Required task ▸
How many lines in the records below contain the word "kind"? Give only the number.

+ + + + + + +

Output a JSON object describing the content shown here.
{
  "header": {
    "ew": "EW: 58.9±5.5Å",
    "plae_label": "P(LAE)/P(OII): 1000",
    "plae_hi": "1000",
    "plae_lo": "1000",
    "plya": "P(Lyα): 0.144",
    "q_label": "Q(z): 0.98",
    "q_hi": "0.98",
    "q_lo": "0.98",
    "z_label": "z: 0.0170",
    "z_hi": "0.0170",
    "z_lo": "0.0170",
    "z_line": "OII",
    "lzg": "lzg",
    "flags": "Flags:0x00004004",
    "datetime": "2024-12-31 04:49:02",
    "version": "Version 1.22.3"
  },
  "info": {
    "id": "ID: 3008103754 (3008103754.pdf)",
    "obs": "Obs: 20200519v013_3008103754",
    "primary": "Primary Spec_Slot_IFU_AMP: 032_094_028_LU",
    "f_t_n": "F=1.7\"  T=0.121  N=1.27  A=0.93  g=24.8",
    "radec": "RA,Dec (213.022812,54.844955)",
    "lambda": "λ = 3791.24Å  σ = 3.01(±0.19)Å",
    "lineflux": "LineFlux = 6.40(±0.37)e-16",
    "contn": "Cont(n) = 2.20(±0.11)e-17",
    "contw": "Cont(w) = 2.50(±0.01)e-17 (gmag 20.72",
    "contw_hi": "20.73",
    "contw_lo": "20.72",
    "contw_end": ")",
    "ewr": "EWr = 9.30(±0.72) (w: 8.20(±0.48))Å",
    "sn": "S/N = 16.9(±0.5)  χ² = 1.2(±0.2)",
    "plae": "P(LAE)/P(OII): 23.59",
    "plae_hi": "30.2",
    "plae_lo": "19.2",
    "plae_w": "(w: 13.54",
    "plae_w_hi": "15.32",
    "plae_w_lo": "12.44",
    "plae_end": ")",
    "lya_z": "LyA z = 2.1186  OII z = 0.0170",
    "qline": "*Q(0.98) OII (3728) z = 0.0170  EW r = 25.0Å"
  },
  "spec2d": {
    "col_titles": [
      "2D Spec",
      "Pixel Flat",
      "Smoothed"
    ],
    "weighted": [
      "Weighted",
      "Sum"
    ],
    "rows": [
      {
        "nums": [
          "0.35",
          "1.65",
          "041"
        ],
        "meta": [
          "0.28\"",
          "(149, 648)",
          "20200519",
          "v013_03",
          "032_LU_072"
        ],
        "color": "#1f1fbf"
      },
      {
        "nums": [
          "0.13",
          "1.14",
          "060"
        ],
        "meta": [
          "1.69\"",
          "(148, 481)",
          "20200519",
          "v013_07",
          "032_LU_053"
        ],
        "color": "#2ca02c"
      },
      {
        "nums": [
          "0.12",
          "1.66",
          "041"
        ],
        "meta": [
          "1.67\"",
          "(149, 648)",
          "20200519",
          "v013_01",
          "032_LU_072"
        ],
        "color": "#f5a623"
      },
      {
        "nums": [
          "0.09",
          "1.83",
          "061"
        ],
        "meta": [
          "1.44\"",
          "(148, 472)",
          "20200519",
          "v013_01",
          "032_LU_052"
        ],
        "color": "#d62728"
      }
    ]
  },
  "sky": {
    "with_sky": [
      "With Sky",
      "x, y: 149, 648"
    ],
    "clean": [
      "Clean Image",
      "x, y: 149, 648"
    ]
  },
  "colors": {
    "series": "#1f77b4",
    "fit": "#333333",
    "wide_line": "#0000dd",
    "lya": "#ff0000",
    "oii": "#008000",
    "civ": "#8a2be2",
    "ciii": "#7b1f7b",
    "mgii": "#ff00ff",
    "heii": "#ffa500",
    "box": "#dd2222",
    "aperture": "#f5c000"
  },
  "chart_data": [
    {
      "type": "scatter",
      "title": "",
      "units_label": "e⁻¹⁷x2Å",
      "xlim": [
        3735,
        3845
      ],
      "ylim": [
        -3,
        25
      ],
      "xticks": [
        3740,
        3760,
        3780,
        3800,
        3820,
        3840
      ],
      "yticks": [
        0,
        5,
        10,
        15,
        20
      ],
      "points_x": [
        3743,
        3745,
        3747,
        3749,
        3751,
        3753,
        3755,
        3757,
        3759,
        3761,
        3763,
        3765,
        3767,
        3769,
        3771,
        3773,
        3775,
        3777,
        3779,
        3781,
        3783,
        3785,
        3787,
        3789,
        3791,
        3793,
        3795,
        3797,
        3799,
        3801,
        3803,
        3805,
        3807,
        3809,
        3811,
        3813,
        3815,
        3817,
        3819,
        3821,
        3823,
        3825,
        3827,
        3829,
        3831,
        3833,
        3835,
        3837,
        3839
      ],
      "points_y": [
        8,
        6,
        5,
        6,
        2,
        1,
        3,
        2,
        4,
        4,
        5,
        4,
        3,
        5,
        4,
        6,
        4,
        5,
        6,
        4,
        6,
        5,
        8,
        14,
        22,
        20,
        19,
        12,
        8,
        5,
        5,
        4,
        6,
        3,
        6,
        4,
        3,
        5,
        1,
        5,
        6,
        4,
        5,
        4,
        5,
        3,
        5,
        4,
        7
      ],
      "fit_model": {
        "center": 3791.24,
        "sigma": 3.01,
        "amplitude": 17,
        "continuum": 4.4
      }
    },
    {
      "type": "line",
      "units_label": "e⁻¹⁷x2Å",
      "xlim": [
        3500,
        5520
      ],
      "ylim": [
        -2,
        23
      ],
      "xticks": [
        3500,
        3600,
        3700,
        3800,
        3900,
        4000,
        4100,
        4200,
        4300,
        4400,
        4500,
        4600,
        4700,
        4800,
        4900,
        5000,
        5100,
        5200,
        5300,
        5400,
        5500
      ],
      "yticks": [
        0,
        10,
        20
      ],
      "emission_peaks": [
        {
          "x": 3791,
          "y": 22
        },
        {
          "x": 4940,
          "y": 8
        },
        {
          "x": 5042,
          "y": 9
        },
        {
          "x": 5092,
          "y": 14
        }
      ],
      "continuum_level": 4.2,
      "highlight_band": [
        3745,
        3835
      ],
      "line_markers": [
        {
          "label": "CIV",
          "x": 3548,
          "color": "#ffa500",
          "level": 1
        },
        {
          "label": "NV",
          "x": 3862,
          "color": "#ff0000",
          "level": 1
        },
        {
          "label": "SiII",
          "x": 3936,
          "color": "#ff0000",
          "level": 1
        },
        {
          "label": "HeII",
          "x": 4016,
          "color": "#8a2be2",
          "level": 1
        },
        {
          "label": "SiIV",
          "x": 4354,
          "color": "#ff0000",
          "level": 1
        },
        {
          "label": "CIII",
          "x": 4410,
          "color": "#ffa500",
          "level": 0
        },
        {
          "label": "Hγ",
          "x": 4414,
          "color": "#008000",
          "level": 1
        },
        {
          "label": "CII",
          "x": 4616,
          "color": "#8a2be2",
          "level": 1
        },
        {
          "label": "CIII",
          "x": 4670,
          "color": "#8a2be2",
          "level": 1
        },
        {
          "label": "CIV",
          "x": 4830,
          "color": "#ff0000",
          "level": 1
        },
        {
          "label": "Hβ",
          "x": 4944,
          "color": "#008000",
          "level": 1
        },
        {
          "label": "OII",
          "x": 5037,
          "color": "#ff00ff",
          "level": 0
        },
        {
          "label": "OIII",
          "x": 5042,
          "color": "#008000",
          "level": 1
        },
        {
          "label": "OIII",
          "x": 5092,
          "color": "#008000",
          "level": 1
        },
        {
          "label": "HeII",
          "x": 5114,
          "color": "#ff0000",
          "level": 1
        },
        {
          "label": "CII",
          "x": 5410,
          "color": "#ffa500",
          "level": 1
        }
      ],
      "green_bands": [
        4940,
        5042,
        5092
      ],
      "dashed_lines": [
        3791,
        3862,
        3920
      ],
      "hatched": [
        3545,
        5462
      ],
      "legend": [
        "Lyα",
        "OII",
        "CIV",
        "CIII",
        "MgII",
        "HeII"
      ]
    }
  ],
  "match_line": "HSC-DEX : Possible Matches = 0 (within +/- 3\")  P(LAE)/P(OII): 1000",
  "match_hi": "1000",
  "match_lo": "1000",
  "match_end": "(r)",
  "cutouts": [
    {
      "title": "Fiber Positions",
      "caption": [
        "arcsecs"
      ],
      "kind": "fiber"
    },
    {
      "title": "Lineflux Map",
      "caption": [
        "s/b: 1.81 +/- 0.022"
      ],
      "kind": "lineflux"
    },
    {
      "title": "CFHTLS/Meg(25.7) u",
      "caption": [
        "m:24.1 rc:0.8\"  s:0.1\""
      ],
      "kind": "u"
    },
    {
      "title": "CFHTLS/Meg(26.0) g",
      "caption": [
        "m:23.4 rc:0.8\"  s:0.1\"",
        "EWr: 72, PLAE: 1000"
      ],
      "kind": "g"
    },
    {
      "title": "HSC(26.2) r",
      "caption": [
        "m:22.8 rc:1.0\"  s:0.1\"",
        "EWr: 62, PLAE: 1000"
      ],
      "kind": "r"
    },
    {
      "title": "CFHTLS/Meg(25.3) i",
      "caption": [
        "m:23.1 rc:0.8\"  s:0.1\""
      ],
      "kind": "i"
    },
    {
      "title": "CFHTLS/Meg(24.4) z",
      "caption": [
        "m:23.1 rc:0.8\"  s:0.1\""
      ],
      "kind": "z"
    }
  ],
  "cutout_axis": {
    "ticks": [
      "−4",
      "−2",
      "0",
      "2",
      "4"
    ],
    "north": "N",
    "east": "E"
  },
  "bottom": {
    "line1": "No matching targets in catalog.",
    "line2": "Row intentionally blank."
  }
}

+ + + + + + +

Problem solution ▸
7